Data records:
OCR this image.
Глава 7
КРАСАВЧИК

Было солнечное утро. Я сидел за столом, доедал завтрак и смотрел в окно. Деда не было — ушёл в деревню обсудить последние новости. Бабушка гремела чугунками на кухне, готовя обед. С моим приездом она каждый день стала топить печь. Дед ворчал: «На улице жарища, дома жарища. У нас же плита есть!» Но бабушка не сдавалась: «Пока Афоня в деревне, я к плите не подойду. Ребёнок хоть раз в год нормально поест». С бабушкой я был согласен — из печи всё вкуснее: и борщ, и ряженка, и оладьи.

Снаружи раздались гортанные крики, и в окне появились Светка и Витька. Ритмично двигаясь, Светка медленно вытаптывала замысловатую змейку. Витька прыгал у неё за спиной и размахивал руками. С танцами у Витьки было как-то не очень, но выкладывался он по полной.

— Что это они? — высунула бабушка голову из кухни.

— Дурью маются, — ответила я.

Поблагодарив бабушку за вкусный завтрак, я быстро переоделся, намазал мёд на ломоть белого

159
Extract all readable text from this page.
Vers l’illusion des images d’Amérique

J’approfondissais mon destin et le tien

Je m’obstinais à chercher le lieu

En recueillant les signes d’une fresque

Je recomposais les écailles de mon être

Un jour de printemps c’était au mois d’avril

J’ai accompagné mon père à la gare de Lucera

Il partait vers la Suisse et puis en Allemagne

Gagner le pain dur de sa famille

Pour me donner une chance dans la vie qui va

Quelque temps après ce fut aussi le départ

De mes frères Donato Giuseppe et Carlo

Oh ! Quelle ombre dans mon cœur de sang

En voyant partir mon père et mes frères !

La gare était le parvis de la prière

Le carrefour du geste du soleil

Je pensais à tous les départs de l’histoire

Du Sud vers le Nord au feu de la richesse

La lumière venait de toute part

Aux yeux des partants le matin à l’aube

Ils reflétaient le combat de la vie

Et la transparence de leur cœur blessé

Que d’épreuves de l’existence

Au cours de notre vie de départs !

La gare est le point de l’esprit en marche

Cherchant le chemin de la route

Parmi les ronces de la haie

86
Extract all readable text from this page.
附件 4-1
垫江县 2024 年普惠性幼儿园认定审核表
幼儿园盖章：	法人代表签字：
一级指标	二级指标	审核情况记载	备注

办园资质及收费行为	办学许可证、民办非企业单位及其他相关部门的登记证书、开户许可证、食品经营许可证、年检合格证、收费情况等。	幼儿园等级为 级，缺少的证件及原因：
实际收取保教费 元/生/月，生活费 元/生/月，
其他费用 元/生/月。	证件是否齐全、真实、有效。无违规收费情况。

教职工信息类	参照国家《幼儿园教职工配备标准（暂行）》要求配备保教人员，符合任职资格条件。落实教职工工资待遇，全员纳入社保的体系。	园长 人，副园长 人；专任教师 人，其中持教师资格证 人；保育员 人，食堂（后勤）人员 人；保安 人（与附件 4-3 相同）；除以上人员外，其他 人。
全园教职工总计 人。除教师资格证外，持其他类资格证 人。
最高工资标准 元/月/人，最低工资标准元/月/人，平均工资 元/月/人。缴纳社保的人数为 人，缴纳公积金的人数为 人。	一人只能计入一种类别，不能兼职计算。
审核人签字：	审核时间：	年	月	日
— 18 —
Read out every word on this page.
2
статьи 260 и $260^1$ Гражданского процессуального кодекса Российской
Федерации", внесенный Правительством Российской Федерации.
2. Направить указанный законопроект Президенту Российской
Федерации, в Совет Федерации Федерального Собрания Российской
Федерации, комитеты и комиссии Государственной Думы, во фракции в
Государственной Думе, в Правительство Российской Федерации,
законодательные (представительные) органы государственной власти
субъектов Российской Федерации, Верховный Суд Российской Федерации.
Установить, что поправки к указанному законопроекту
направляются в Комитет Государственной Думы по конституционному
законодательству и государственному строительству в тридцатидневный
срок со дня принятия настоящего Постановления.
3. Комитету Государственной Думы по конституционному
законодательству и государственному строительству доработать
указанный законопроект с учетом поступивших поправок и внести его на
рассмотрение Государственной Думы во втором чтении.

**WHAT YOU ARE ASKED TO DO:**
Wherever a line in the data above holds "frères", copy that line.

**FINISHED TASK:**
De mes frères Donato Giuseppe et Carlo
En voyant partir mon père et mes frères !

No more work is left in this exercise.